Write out all of the entries exactly, please.
---------- Data shown ----------
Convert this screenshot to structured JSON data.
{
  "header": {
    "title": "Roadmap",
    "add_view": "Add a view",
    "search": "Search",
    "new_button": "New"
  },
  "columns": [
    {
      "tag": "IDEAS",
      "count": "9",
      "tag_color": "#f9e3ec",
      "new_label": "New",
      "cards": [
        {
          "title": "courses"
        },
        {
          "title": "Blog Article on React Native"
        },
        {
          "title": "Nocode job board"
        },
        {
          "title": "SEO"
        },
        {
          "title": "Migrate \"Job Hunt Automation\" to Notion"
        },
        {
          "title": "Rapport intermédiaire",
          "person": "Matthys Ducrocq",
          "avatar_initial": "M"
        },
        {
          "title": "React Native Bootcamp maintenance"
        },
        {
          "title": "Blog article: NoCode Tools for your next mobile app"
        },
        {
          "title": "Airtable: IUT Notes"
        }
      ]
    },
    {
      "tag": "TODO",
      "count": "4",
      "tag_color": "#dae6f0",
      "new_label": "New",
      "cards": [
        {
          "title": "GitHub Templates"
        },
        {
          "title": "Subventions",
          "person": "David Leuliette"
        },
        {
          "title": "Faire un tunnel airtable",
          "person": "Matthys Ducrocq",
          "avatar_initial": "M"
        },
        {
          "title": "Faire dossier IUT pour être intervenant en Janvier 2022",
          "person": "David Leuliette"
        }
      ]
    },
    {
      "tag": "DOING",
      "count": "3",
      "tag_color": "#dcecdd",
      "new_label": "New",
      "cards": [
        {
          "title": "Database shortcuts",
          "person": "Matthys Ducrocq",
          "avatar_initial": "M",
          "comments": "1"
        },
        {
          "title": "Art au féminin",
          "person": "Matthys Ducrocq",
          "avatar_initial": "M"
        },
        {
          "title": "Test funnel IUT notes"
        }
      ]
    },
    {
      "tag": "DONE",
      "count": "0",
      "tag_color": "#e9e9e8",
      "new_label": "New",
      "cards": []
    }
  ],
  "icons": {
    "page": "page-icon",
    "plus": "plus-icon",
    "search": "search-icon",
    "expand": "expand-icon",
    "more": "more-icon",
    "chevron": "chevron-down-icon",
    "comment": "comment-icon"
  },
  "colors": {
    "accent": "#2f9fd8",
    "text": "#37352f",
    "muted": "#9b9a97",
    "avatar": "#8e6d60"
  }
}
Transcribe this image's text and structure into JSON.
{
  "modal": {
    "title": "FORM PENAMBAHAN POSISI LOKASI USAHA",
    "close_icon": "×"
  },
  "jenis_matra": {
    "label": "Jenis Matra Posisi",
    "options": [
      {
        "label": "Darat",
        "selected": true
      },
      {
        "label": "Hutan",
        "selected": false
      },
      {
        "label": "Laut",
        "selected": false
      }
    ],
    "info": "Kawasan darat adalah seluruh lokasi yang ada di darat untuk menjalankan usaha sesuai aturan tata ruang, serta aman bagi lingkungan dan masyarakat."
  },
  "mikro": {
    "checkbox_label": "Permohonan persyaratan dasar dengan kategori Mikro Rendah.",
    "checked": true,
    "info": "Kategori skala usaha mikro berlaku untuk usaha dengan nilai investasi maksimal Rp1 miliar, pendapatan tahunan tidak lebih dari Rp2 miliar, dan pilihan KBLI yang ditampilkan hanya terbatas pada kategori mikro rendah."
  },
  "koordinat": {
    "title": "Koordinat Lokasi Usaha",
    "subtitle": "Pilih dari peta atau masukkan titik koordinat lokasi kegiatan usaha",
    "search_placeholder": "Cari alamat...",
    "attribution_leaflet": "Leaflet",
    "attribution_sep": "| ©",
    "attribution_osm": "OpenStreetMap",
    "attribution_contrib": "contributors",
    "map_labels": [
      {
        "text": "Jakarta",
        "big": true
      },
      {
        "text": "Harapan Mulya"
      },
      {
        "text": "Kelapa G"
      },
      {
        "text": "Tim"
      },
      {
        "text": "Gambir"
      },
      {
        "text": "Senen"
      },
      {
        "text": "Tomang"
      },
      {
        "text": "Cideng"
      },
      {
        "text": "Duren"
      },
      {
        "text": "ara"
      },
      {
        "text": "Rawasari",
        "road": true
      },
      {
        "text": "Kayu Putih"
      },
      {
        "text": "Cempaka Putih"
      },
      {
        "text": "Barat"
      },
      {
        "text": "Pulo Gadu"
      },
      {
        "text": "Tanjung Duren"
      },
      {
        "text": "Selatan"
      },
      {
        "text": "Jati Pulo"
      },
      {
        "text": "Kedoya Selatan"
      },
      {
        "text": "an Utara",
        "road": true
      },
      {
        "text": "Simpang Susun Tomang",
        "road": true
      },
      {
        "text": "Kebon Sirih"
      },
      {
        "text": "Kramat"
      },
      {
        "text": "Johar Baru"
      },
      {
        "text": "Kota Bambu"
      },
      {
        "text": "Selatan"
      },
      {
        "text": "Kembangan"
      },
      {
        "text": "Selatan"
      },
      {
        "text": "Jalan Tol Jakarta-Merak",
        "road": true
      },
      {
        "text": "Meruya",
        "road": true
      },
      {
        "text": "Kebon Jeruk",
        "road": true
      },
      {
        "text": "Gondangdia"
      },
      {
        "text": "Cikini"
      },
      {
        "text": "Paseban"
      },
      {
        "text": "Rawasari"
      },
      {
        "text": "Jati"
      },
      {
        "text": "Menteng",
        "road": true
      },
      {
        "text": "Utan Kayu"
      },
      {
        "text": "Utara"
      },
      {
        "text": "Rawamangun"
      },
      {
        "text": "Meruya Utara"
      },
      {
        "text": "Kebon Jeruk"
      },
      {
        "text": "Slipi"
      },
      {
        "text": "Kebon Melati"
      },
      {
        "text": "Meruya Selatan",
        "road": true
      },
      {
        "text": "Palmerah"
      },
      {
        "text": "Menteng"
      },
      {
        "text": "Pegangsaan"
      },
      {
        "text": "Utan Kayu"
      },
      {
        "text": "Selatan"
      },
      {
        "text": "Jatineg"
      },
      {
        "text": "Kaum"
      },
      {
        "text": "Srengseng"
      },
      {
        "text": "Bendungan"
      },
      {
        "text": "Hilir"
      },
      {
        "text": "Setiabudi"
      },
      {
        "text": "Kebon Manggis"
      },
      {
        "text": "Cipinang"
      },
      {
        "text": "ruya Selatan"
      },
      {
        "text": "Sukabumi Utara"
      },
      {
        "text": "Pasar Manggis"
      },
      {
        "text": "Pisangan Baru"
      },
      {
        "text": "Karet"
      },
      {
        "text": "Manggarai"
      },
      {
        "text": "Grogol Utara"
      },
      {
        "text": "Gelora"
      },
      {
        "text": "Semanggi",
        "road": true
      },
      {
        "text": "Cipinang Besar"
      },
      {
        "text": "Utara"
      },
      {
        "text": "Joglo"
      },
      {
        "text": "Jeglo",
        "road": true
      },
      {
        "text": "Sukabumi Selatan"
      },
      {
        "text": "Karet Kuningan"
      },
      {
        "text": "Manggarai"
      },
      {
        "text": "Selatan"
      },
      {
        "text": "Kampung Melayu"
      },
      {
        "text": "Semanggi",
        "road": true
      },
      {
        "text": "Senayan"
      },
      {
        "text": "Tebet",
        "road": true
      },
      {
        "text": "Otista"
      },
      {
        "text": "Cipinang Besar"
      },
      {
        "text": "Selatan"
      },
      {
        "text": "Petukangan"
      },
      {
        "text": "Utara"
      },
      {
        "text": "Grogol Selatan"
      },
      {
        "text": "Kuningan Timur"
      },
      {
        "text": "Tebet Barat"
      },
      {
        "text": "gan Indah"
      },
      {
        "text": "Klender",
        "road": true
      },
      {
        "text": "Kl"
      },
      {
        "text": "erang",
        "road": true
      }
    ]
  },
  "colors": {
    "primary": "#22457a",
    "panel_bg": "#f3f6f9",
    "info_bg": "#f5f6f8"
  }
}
----------
Expected answer –
Convert this screenshot to structured JSON data.
{
  "header": {
    "title": "Roadmap",
    "add_view": "Add a view",
    "search": "Search",
    "new_button": "New"
  },
  "columns": [
    {
      "tag": "IDEAS",
      "count": "9",
      "tag_color": "#f9e3ec",
      "new_label": "New",
      "cards": [
        {
          "title": "courses"
        },
        {
          "title": "Blog Article on React Native"
        },
        {
          "title": "Nocode job board"
        },
        {
          "title": "SEO"
        },
        {
          "title": "Migrate \"Job Hunt Automation\" to Notion"
        },
        {
          "title": "Rapport intermédiaire",
          "person": "Matthys Ducrocq",
          "avatar_initial": "M"
        },
        {
          "title": "React Native Bootcamp maintenance"
        },
        {
          "title": "Blog article: NoCode Tools for your next mobile app"
        },
        {
          "title": "Airtable: IUT Notes"
        }
      ]
    },
    {
      "tag": "TODO",
      "count": "4",
      "tag_color": "#dae6f0",
      "new_label": "New",
      "cards": [
        {
          "title": "GitHub Templates"
        },
        {
          "title": "Subventions",
          "person": "David Leuliette"
        },
        {
          "title": "Faire un tunnel airtable",
          "person": "Matthys Ducrocq",
          "avatar_initial": "M"
        },
        {
          "title": "Faire dossier IUT pour être intervenant en Janvier 2022",
          "person": "David Leuliette"
        }
      ]
    },
    {
      "tag": "DOING",
      "count": "3",
      "tag_color": "#dcecdd",
      "new_label": "New",
      "cards": [
        {
          "title": "Database shortcuts",
          "person": "Matthys Ducrocq",
          "avatar_initial": "M",
          "comments": "1"
        },
        {
          "title": "Art au féminin",
          "person": "Matthys Ducrocq",
          "avatar_initial": "M"
        },
        {
          "title": "Test funnel IUT notes"
        }
      ]
    },
    {
      "tag": "DONE",
      "count": "0",
      "tag_color": "#e9e9e8",
      "new_label": "New",
      "cards": []
    }
  ],
  "icons": {
    "page": "page-icon",
    "plus": "plus-icon",
    "search": "search-icon",
    "expand": "expand-icon",
    "more": "more-icon",
    "chevron": "chevron-down-icon",
    "comment": "comment-icon"
  },
  "colors": {
    "accent": "#2f9fd8",
    "text": "#37352f",
    "muted": "#9b9a97",
    "avatar": "#8e6d60"
  }
}
Transcribe this image's text and structure into JSON.
{
  "modal": {
    "title": "FORM PENAMBAHAN POSISI LOKASI USAHA",
    "close_icon": "×"
  },
  "jenis_matra": {
    "label": "Jenis Matra Posisi",
    "options": [
      {
        "label": "Darat",
        "selected": true
      },
      {
        "label": "Hutan",
        "selected": false
      },
      {
        "label": "Laut",
        "selected": false
      }
    ],
    "info": "Kawasan darat adalah seluruh lokasi yang ada di darat untuk menjalankan usaha sesuai aturan tata ruang, serta aman bagi lingkungan dan masyarakat."
  },
  "mikro": {
    "checkbox_label": "Permohonan persyaratan dasar dengan kategori Mikro Rendah.",
    "checked": true,
    "info": "Kategori skala usaha mikro berlaku untuk usaha dengan nilai investasi maksimal Rp1 miliar, pendapatan tahunan tidak lebih dari Rp2 miliar, dan pilihan KBLI yang ditampilkan hanya terbatas pada kategori mikro rendah."
  },
  "koordinat": {
    "title": "Koordinat Lokasi Usaha",
    "subtitle": "Pilih dari peta atau masukkan titik koordinat lokasi kegiatan usaha",
    "search_placeholder": "Cari alamat...",
    "attribution_leaflet": "Leaflet",
    "attribution_sep": "| ©",
    "attribution_osm": "OpenStreetMap",
    "attribution_contrib": "contributors",
    "map_labels": [
      {
        "text": "Jakarta",
        "big": true
      },
      {
        "text": "Harapan Mulya"
      },
      {
        "text": "Kelapa G"
      },
      {
        "text": "Tim"
      },
      {
        "text": "Gambir"
      },
      {
        "text": "Senen"
      },
      {
        "text": "Tomang"
      },
      {
        "text": "Cideng"
      },
      {
        "text": "Duren"
      },
      {
        "text": "ara"
      },
      {
        "text": "Rawasari",
        "road": true
      },
      {
        "text": "Kayu Putih"
      },
      {
        "text": "Cempaka Putih"
      },
      {
        "text": "Barat"
      },
      {
        "text": "Pulo Gadu"
      },
      {
        "text": "Tanjung Duren"
      },
      {
        "text": "Selatan"
      },
      {
        "text": "Jati Pulo"
      },
      {
        "text": "Kedoya Selatan"
      },
      {
        "text": "an Utara",
        "road": true
      },
      {
        "text": "Simpang Susun Tomang",
        "road": true
      },
      {
        "text": "Kebon Sirih"
      },
      {
        "text": "Kramat"
      },
      {
        "text": "Johar Baru"
      },
      {
        "text": "Kota Bambu"
      },
      {
        "text": "Selatan"
      },
      {
        "text": "Kembangan"
      },
      {
        "text": "Selatan"
      },
      {
        "text": "Jalan Tol Jakarta-Merak",
        "road": true
      },
      {
        "text": "Meruya",
        "road": true
      },
      {
        "text": "Kebon Jeruk",
        "road": true
      },
      {
        "text": "Gondangdia"
      },
      {
        "text": "Cikini"
      },
      {
        "text": "Paseban"
      },
      {
        "text": "Rawasari"
      },
      {
        "text": "Jati"
      },
      {
        "text": "Menteng",
        "road": true
      },
      {
        "text": "Utan Kayu"
      },
      {
        "text": "Utara"
      },
      {
        "text": "Rawamangun"
      },
      {
        "text": "Meruya Utara"
      },
      {
        "text": "Kebon Jeruk"
      },
      {
        "text": "Slipi"
      },
      {
        "text": "Kebon Melati"
      },
      {
        "text": "Meruya Selatan",
        "road": true
      },
      {
        "text": "Palmerah"
      },
      {
        "text": "Menteng"
      },
      {
        "text": "Pegangsaan"
      },
      {
        "text": "Utan Kayu"
      },
      {
        "text": "Selatan"
      },
      {
        "text": "Jatineg"
      },
      {
        "text": "Kaum"
      },
      {
        "text": "Srengseng"
      },
      {
        "text": "Bendungan"
      },
      {
        "text": "Hilir"
      },
      {
        "text": "Setiabudi"
      },
      {
        "text": "Kebon Manggis"
      },
      {
        "text": "Cipinang"
      },
      {
        "text": "ruya Selatan"
      },
      {
        "text": "Sukabumi Utara"
      },
      {
        "text": "Pasar Manggis"
      },
      {
        "text": "Pisangan Baru"
      },
      {
        "text": "Karet"
      },
      {
        "text": "Manggarai"
      },
      {
        "text": "Grogol Utara"
      },
      {
        "text": "Gelora"
      },
      {
        "text": "Semanggi",
        "road": true
      },
      {
        "text": "Cipinang Besar"
      },
      {
        "text": "Utara"
      },
      {
        "text": "Joglo"
      },
      {
        "text": "Jeglo",
        "road": true
      },
      {
        "text": "Sukabumi Selatan"
      },
      {
        "text": "Karet Kuningan"
      },
      {
        "text": "Manggarai"
      },
      {
        "text": "Selatan"
      },
      {
        "text": "Kampung Melayu"
      },
      {
        "text": "Semanggi",
        "road": true
      },
      {
        "text": "Senayan"
      },
      {
        "text": "Tebet",
        "road": true
      },
      {
        "text": "Otista"
      },
      {
        "text": "Cipinang Besar"
      },
      {
        "text": "Selatan"
      },
      {
        "text": "Petukangan"
      },
      {
        "text": "Utara"
      },
      {
        "text": "Grogol Selatan"
      },
      {
        "text": "Kuningan Timur"
      },
      {
        "text": "Tebet Barat"
      },
      {
        "text": "gan Indah"
      },
      {
        "text": "Klender",
        "road": true
      },
      {
        "text": "Kl"
      },
      {
        "text": "erang",
        "road": true
      }
    ]
  },
  "colors": {
    "primary": "#22457a",
    "panel_bg": "#f3f6f9",
    "info_bg": "#f5f6f8"
  }
}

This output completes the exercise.